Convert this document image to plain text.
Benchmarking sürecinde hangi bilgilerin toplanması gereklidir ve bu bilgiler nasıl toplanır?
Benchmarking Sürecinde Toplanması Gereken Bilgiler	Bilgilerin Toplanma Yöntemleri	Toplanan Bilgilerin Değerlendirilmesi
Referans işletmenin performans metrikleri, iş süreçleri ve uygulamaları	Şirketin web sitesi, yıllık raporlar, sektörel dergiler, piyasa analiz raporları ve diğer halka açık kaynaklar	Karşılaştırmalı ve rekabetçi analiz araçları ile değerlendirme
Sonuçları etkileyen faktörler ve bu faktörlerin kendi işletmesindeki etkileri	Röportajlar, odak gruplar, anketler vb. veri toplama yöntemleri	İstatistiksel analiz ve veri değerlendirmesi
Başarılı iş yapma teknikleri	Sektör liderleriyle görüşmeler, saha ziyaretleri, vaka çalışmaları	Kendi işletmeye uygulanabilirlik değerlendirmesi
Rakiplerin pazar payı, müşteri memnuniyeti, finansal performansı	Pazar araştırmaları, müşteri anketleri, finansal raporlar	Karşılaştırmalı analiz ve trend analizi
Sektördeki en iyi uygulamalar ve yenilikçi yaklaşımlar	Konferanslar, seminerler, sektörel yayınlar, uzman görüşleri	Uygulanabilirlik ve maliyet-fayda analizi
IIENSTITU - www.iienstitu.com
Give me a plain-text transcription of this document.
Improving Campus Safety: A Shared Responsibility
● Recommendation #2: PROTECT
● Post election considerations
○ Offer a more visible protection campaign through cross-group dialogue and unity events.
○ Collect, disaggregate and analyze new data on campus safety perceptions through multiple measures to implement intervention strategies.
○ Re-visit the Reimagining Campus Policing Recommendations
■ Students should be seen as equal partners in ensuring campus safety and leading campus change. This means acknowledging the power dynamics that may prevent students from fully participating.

——————————

Given request:
Lines in the records that hold the word "text" are to be counted; give only the total.

Correct output:
2